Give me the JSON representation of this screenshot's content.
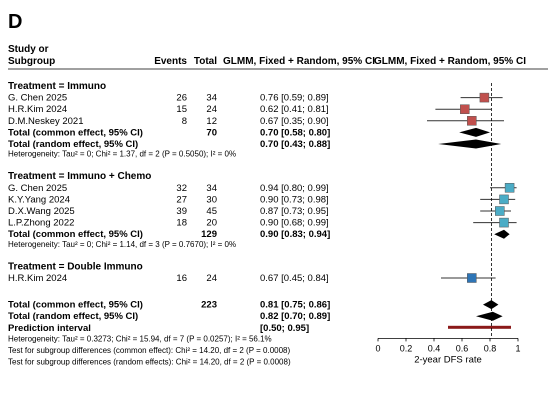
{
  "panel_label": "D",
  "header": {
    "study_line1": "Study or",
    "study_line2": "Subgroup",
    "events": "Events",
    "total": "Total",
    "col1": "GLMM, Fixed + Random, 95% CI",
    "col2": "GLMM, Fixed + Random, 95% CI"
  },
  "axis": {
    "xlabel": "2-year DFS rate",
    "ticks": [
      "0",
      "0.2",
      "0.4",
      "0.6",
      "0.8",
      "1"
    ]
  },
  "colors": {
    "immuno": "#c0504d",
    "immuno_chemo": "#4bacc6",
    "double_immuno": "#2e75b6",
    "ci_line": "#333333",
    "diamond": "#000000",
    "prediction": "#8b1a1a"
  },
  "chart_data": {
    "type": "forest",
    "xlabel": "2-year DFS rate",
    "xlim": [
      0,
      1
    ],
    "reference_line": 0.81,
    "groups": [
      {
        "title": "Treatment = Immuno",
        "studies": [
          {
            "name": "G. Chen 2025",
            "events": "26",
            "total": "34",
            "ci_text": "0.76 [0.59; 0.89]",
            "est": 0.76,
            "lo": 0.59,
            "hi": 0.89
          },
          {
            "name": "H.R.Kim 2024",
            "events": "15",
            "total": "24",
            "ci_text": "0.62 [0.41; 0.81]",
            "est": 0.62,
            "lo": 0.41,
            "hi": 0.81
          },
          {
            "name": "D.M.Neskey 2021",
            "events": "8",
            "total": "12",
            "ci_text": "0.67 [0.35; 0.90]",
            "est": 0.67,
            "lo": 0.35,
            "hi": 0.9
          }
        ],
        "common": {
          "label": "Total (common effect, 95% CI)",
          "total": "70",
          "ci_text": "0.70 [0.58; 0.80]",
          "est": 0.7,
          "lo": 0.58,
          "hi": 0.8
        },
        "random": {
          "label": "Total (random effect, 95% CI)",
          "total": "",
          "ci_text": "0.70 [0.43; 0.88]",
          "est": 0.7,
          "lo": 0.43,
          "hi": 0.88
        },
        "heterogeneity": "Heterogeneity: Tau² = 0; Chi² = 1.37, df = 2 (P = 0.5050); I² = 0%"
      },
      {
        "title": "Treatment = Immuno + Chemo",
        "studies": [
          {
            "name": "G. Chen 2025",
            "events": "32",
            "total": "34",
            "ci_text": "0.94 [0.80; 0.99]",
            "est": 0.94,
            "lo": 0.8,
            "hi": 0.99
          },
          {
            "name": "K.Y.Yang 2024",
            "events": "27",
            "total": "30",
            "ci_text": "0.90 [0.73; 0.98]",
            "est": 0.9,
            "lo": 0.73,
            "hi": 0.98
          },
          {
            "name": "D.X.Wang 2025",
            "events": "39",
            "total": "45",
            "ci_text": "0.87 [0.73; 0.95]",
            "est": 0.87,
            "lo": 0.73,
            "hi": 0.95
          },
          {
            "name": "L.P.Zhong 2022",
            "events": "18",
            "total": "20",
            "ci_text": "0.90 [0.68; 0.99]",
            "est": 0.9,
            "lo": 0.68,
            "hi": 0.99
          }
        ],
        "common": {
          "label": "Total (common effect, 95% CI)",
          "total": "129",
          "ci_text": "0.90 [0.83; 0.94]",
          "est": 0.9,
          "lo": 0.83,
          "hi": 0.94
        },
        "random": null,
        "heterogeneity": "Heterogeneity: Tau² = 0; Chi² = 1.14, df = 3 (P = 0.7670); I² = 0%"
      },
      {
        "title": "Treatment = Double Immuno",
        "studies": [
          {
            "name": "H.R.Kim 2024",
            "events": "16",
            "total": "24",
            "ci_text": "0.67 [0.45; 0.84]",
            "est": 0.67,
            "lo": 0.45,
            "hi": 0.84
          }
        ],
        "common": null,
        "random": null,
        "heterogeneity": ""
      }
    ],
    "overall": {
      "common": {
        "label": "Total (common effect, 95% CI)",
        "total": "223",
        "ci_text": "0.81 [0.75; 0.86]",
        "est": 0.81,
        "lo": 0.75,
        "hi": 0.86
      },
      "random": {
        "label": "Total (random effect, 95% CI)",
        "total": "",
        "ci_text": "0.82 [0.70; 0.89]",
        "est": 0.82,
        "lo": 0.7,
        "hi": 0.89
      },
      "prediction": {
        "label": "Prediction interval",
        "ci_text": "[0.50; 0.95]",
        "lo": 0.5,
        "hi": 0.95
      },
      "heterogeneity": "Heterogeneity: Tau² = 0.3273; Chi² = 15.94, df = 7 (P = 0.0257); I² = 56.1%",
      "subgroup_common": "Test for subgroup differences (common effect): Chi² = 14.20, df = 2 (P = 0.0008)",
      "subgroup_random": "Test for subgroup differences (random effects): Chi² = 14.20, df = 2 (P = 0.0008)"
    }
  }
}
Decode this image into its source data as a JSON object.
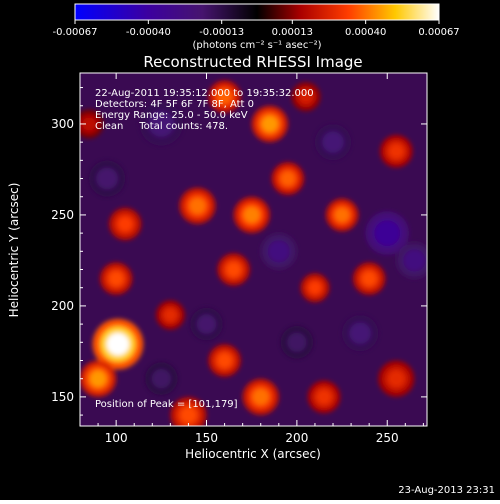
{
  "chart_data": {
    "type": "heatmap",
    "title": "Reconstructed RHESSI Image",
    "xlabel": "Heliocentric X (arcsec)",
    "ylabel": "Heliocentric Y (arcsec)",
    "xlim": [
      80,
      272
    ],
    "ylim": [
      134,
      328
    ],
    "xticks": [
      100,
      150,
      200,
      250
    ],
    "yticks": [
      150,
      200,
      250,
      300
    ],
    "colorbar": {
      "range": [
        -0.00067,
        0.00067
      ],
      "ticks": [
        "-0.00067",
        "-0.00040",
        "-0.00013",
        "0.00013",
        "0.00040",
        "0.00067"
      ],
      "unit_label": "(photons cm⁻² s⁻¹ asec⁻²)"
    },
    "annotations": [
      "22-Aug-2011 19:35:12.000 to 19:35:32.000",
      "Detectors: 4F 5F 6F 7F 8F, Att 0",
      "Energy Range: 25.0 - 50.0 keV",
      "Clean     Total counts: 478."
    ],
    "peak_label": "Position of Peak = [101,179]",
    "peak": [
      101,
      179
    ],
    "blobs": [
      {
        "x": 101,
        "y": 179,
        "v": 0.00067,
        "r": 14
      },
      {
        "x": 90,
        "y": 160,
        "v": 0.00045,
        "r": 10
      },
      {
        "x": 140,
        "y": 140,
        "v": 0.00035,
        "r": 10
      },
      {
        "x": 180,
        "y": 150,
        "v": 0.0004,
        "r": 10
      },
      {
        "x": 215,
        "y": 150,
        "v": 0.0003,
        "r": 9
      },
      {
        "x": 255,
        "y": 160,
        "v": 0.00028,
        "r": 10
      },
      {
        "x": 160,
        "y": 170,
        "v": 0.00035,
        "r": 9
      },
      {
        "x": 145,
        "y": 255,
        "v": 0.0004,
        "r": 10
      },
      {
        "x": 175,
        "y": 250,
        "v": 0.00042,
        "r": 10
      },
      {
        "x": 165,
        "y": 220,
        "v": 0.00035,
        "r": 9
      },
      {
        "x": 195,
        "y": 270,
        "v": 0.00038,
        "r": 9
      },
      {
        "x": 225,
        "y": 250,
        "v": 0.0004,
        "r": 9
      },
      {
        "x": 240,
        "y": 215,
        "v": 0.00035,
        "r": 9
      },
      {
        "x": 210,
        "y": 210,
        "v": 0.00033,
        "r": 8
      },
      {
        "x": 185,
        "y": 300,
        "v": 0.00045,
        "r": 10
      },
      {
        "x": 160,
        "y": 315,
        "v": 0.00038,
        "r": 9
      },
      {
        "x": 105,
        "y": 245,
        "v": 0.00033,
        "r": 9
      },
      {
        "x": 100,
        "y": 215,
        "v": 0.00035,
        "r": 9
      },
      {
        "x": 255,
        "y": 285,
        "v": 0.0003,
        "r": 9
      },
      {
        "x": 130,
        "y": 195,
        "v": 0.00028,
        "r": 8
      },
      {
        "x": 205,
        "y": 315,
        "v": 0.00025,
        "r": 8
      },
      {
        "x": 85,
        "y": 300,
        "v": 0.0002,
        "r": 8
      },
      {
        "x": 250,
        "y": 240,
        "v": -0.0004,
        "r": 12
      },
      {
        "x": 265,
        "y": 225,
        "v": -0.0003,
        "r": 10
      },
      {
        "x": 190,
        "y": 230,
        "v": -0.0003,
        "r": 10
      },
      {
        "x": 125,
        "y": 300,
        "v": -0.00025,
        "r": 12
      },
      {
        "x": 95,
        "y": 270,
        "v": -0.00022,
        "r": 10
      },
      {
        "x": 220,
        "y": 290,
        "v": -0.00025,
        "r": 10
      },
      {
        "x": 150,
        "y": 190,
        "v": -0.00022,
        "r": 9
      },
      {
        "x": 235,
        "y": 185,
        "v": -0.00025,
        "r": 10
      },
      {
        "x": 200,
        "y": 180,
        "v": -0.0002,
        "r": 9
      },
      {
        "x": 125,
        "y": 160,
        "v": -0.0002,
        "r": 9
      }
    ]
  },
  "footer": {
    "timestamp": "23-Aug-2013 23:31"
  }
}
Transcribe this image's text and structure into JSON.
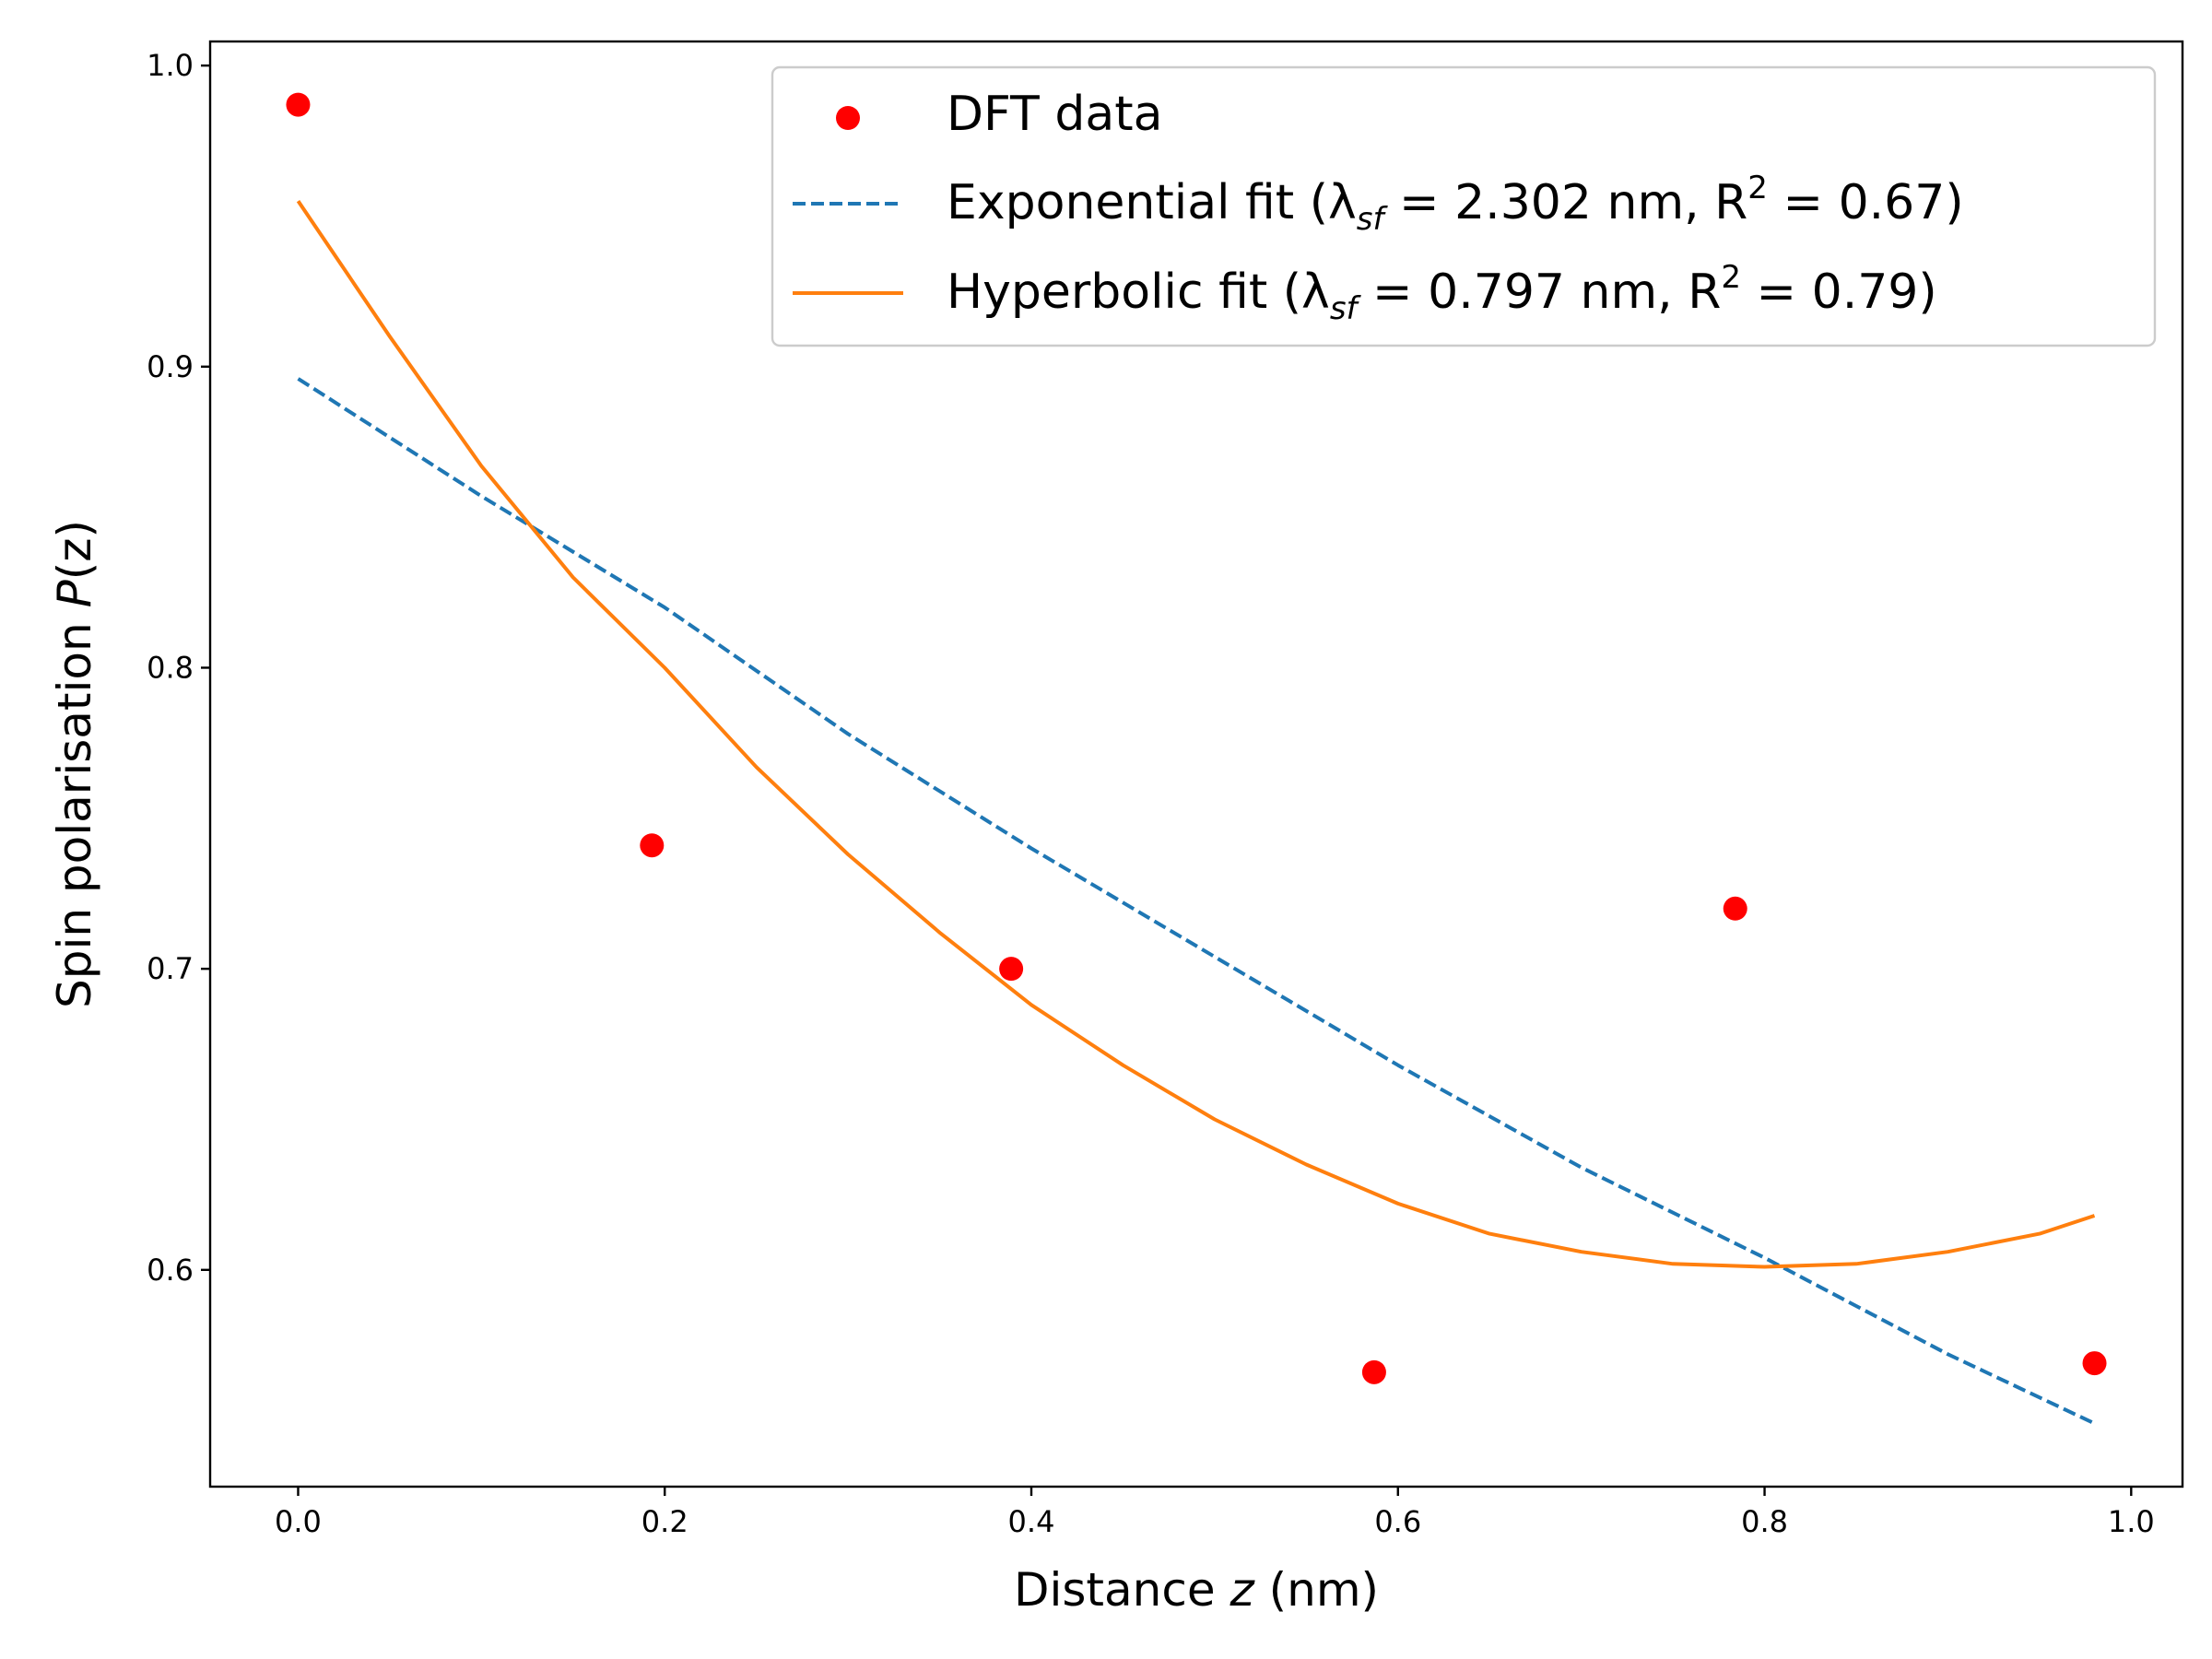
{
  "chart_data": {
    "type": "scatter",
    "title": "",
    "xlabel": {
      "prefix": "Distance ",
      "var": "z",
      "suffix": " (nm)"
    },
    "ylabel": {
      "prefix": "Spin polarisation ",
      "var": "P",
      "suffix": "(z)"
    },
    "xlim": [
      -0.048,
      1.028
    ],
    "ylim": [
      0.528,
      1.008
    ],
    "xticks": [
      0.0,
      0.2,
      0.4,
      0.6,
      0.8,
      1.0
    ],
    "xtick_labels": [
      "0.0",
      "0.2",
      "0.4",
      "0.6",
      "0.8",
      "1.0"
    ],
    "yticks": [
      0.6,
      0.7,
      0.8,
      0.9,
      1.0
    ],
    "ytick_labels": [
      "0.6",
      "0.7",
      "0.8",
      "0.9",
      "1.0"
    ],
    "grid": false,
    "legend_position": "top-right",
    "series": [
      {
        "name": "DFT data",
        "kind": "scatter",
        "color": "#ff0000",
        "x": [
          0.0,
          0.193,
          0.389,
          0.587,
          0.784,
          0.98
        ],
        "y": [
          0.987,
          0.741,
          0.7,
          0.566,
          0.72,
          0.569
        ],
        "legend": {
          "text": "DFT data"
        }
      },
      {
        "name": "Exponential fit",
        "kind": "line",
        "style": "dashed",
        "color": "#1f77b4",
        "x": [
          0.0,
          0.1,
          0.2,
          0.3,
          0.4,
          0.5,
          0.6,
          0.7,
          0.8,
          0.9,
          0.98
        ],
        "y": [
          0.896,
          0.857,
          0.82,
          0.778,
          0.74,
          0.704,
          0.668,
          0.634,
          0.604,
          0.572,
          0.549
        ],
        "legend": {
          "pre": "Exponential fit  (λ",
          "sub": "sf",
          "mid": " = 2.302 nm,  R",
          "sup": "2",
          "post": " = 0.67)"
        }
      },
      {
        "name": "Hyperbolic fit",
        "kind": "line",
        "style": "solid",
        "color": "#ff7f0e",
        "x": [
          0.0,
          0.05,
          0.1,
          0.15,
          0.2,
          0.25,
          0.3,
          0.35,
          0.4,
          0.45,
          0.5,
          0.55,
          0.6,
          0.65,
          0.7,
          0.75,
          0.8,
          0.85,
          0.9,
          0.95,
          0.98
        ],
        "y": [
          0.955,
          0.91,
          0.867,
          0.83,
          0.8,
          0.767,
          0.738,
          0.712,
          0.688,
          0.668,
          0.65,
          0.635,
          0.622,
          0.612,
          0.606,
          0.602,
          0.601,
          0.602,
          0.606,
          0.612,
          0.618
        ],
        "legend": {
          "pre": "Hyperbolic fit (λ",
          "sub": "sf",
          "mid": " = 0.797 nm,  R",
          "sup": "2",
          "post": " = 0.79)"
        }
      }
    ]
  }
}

**Problem description**
In the listing, find each line with the string "differences" and copy it.

**Completed task**
      "subgroup_common": "Test for subgroup differences (common effect): Chi² = 14.20, df = 2 (P = 0.0008)",
      "subgroup_random": "Test for subgroup differences (random effects): Chi² = 14.20, df = 2 (P = 0.0008)"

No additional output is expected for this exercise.